## ROWS
>> begin

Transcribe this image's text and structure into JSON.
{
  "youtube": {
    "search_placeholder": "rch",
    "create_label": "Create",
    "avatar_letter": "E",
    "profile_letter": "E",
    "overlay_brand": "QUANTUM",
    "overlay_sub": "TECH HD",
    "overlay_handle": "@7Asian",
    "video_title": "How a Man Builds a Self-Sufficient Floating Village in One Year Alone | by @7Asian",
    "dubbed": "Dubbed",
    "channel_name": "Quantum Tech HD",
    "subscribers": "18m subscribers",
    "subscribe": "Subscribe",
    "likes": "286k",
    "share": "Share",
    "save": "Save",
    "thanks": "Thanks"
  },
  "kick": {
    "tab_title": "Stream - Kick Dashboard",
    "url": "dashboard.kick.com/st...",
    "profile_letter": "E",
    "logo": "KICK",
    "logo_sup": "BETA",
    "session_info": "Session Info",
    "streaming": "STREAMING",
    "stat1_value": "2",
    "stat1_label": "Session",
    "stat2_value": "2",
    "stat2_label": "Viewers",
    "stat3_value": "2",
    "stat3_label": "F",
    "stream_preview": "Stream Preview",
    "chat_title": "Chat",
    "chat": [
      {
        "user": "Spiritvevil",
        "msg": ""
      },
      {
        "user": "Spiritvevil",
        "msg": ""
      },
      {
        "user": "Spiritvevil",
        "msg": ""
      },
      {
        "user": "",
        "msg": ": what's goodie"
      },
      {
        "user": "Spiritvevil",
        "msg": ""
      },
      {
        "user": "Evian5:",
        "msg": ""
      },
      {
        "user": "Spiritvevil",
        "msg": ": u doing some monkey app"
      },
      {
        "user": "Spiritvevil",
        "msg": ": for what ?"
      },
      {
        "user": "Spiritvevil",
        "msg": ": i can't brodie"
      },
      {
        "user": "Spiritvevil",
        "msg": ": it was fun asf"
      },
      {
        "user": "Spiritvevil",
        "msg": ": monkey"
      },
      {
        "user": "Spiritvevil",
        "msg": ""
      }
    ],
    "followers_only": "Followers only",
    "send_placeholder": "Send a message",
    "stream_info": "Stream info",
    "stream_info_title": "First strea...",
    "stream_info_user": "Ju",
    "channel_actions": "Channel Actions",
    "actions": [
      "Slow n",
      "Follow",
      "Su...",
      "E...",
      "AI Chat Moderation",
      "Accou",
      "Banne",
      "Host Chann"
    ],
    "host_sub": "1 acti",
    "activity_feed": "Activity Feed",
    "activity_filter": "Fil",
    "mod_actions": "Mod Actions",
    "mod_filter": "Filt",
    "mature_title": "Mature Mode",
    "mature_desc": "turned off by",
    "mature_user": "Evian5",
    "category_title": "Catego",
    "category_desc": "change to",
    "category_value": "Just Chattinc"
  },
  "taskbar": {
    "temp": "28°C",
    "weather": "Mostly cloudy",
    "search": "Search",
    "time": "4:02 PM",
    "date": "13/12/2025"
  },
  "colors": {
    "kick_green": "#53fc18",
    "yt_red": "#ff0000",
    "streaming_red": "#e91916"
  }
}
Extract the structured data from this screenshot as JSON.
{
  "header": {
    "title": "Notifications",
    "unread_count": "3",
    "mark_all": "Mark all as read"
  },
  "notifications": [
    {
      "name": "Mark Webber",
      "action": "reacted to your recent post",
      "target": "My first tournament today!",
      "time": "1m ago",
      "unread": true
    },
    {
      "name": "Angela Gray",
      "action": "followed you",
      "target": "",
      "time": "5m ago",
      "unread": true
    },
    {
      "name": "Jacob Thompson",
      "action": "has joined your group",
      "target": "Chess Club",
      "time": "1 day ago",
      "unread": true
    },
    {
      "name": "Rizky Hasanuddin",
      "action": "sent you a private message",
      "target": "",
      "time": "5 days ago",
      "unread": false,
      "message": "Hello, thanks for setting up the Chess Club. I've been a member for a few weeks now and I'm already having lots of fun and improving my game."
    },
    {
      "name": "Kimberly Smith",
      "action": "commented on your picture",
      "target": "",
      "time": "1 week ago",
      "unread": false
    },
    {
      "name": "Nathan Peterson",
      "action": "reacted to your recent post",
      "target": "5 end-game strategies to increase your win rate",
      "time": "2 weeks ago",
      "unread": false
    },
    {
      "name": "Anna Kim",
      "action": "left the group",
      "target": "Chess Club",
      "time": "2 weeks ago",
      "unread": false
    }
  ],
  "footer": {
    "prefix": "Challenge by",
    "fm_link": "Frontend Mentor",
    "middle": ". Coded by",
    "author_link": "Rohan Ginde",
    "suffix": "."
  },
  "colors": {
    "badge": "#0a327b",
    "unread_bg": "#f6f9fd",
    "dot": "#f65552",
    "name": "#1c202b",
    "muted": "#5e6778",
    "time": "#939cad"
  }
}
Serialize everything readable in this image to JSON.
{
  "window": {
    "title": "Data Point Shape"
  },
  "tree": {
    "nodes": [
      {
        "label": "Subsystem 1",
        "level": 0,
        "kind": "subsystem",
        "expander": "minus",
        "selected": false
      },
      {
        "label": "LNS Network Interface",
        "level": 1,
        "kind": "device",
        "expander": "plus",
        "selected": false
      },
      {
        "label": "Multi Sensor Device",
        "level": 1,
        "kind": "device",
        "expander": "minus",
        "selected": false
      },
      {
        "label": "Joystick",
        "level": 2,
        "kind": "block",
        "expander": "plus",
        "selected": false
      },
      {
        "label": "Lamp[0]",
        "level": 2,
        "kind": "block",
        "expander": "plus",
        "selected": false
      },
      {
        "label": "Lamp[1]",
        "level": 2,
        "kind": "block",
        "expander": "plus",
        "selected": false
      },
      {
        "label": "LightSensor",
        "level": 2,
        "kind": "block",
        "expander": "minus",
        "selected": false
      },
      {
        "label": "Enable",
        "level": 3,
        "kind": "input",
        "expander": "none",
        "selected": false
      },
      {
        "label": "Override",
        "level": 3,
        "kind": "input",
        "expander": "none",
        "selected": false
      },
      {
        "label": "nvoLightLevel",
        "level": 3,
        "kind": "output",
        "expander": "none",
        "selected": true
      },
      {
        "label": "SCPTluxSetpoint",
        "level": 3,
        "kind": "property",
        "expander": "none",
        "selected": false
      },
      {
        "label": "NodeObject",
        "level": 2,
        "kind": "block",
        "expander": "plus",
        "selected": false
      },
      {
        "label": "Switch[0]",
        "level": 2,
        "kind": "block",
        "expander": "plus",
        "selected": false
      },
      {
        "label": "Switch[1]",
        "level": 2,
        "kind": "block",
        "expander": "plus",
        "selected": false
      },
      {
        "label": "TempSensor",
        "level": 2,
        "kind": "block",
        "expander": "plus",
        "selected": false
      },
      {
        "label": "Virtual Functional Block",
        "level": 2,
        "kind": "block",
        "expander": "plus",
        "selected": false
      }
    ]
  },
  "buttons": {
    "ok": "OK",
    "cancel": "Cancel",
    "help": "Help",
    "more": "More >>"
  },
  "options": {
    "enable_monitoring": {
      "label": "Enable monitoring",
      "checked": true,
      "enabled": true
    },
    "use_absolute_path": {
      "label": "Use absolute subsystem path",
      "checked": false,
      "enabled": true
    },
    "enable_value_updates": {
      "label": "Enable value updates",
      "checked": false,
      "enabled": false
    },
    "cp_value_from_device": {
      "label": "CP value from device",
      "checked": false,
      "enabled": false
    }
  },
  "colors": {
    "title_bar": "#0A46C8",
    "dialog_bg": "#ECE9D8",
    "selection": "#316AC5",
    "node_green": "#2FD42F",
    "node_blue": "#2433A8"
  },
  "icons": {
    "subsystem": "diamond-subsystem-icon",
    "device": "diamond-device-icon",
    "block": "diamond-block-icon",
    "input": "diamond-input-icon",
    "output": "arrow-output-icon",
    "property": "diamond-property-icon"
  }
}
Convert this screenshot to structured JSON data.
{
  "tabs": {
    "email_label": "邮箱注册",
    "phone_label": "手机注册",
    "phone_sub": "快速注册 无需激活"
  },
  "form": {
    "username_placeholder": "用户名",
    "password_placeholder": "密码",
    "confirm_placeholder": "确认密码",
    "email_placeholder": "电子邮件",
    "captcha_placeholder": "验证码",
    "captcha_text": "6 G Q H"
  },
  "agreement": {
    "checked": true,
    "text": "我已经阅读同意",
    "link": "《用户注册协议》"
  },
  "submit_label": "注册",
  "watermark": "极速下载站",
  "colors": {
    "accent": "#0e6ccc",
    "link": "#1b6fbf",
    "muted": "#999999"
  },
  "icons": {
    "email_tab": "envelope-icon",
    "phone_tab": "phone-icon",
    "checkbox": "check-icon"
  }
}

>> end

## REQUIREMENTS
Scan the material above. Copy each line where "thanks" occurs.

## REPLY
    "thanks": "Thanks"
      "message": "Hello, thanks for setting up the Chess Club. I've been a member for a few weeks now and I'm already having lots of fun and improving my game."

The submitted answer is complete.